• Provided records:
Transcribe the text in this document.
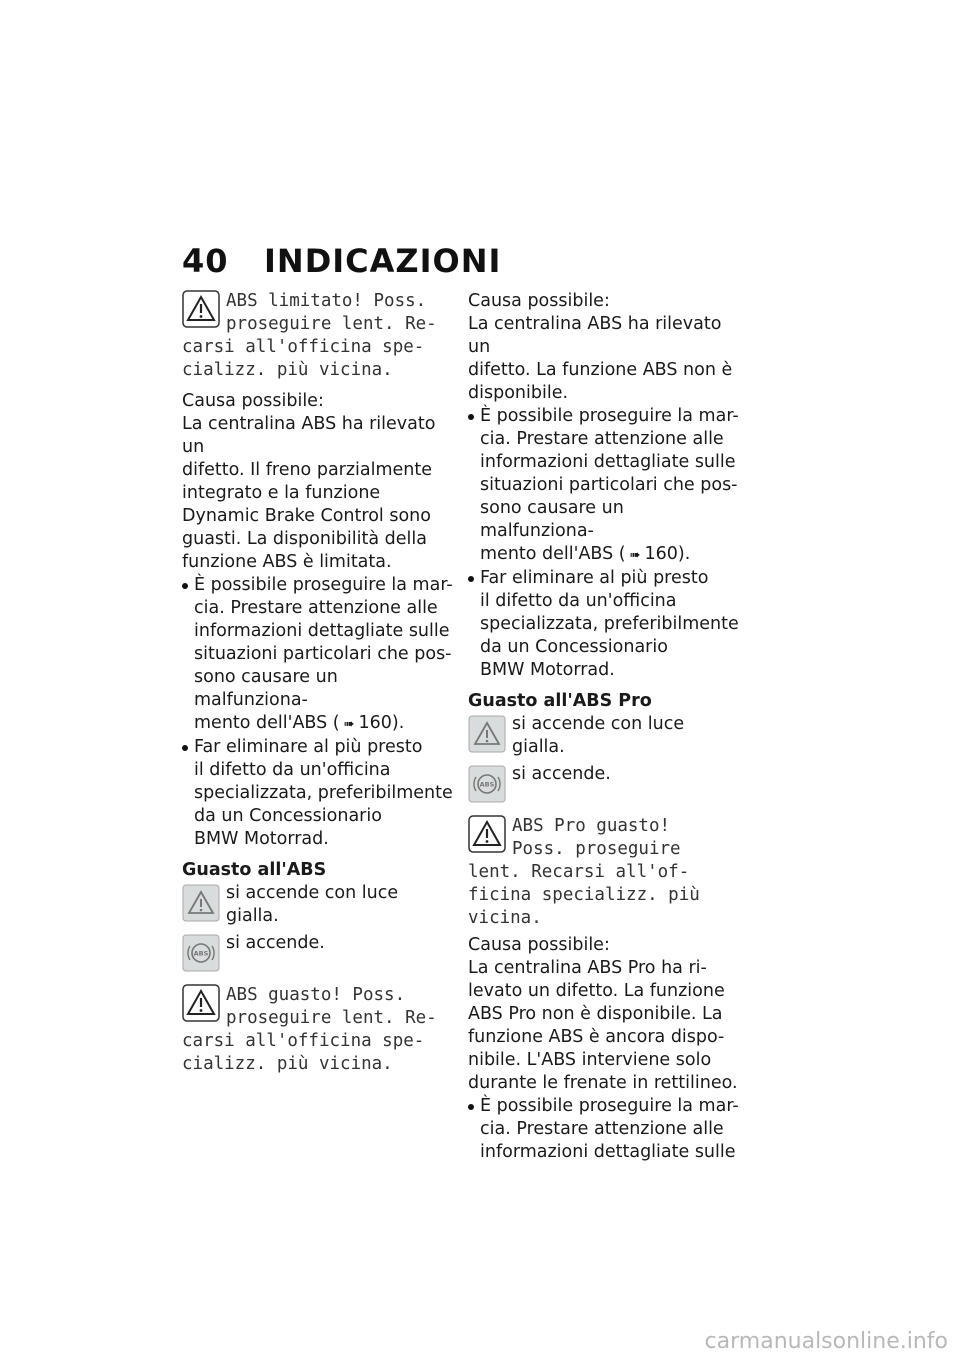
40 INDICAZIONI

ABS limitato! Poss.

proseguire lent. Re-

carsi all'officina spe-

cializz. più vicina.

Causa possibile:

La centralina ABS ha rilevato un

difetto. Il freno parzialmente

integrato e la funzione

Dynamic Brake Control sono

guasti. La disponibilità della

funzione ABS è limitata.

È possibile proseguire la mar-

cia. Prestare attenzione alle

informazioni dettagliate sulle

situazioni particolari che pos-

sono causare un malfunziona-

mento dell'ABS ( ➠ 160).

Far eliminare al più presto

il difetto da un'officina

specializzata, preferibilmente

da un Concessionario

BMW Motorrad.

Guasto all'ABS

si accende con luce gialla.

ABS

si accende.

ABS guasto! Poss.

proseguire lent. Re-

carsi all'officina spe-

cializz. più vicina.

Causa possibile:

La centralina ABS ha rilevato un

difetto. La funzione ABS non è

disponibile.

È possibile proseguire la mar-

cia. Prestare attenzione alle

informazioni dettagliate sulle

situazioni particolari che pos-

sono causare un malfunziona-

mento dell'ABS ( ➠ 160).

Far eliminare al più presto

il difetto da un'officina

specializzata, preferibilmente

da un Concessionario

BMW Motorrad.

Guasto all'ABS Pro

si accende con luce gialla.

ABS

si accende.

ABS Pro guasto!

Poss. proseguire

lent. Recarsi all'of-

ficina specializz. più

vicina.

Causa possibile:

La centralina ABS Pro ha ri-

levato un difetto. La funzione

ABS Pro non è disponibile. La

funzione ABS è ancora dispo-

nibile. L'ABS interviene solo

durante le frenate in rettilineo.

È possibile proseguire la mar-

cia. Prestare attenzione alle

informazioni dettagliate sulle

carmanualsonline.info
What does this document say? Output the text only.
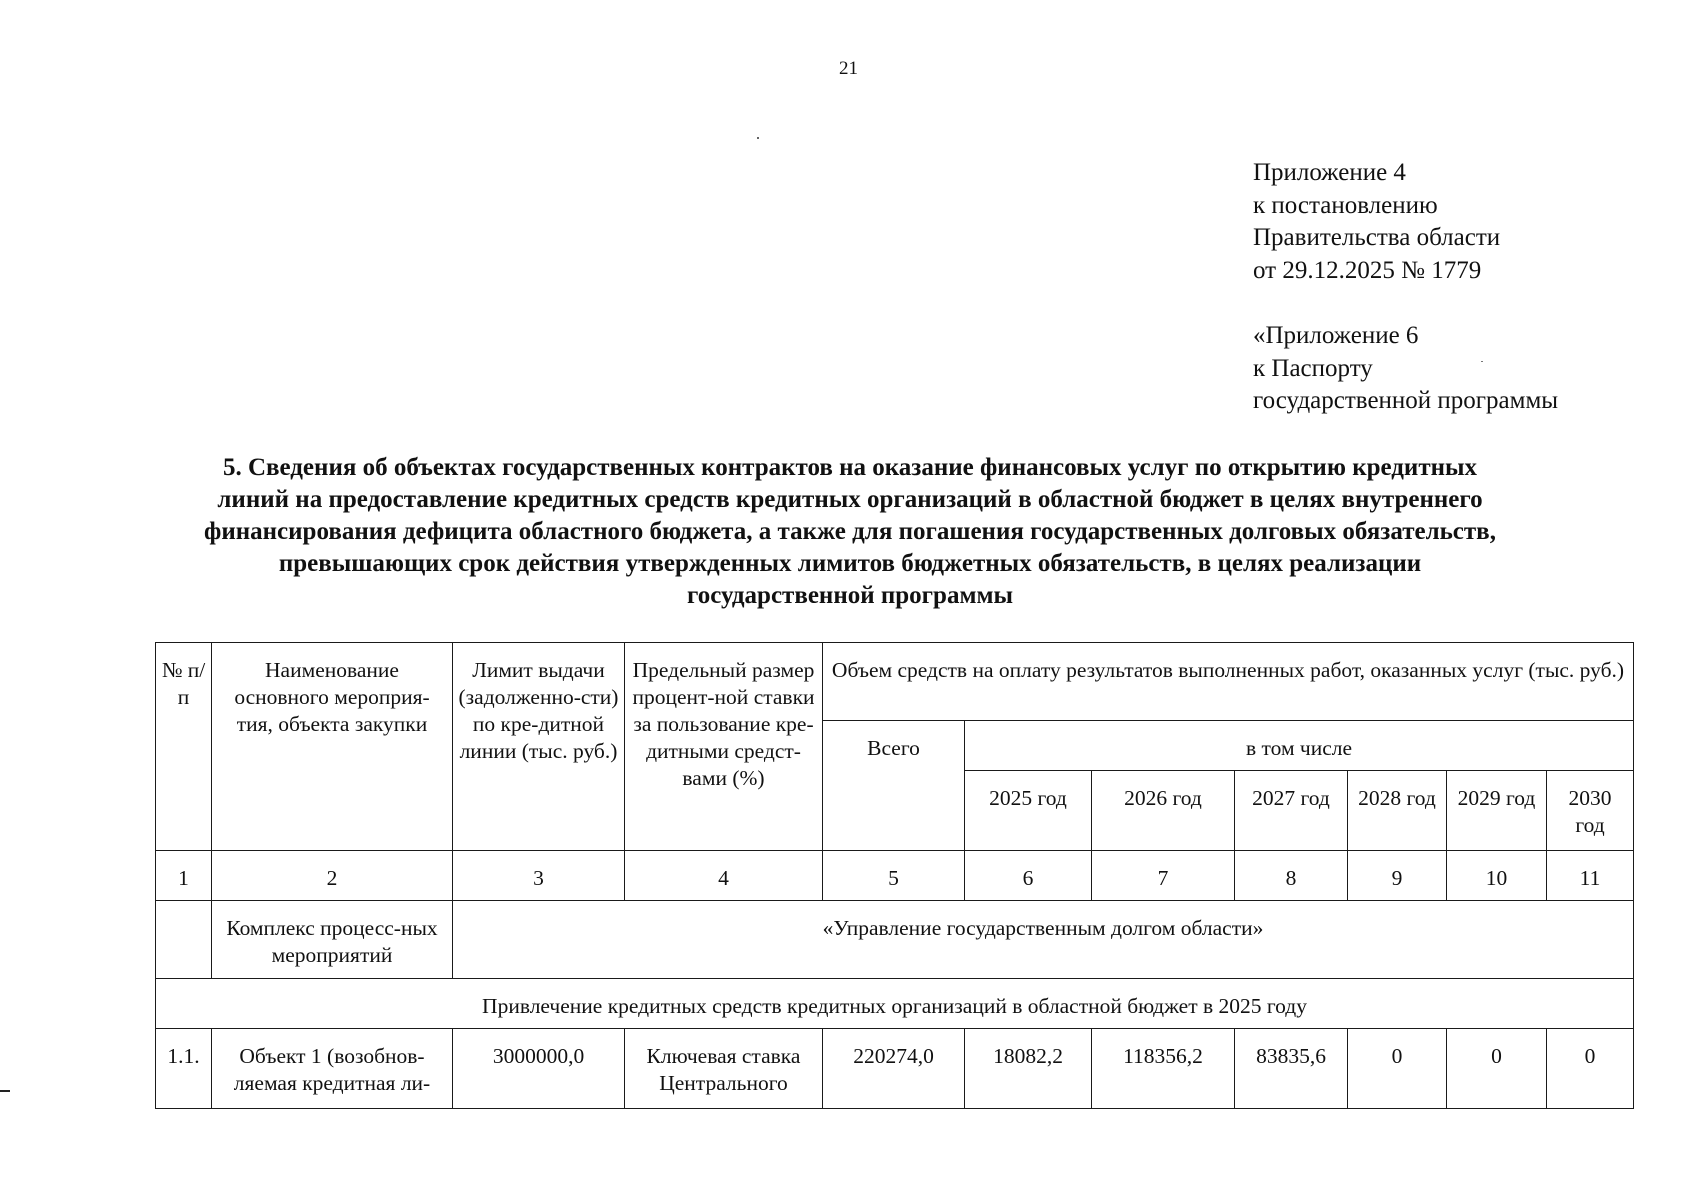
21
Приложение 4
к постановлению
Правительства области
от 29.12.2025 № 1779
«Приложение 6
к Паспорту
государственной программы
5. Сведения об объектах государственных контрактов на оказание финансовых услуг по открытию кредитных
линий на предоставление кредитных средств кредитных организаций в областной бюджет в целях внутреннего
финансирования дефицита областного бюджета, а также для погашения государственных долговых обязательств,
превышающих срок действия утвержденных лимитов бюджетных обязательств, в целях реализации
государственной программы
№ п/п	Наименование основного мероприя-тия, объекта закупки	Лимит выдачи (задолженно-сти) по кре-дитной линии (тыс. руб.)	Предельный размер процент-ной ставки за пользование кре-дитными средст-вами (%)	Объем средств на оплату результатов выполненных работ, оказанных услуг (тыс. руб.)						
				Всего	в том числе					
					2025 год	2026 год	2027 год	2028 год	2029 год	2030 год
1	2	3	4	5	6	7	8	9	10	11
	Комплекс процесс-ных мероприятий	«Управление государственным долгом области»								
Привлечение кредитных средств кредитных организаций в областной бюджет в 2025 году										
1.1.	Объект 1 (возобнов-ляемая кредитная ли-	3000000,0	Ключевая ставка Центрального	220274,0	18082,2	118356,2	83835,6	0	0	0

• Short exercise:
Extract all lines of the records above that include "средств".

• Correct result:
линий на предоставление кредитных средств кредитных организаций в областной бюджет в целях внутреннего
№ п/п	Наименование основного мероприя-тия, объекта закупки	Лимит выдачи (задолженно-сти) по кре-дитной линии (тыс. руб.)	Предельный размер процент-ной ставки за пользование кре-дитными средст-вами (%)	Объем средств на оплату результатов выполненных работ, оказанных услуг (тыс. руб.)						
Привлечение кредитных средств кредитных организаций в областной бюджет в 2025 году										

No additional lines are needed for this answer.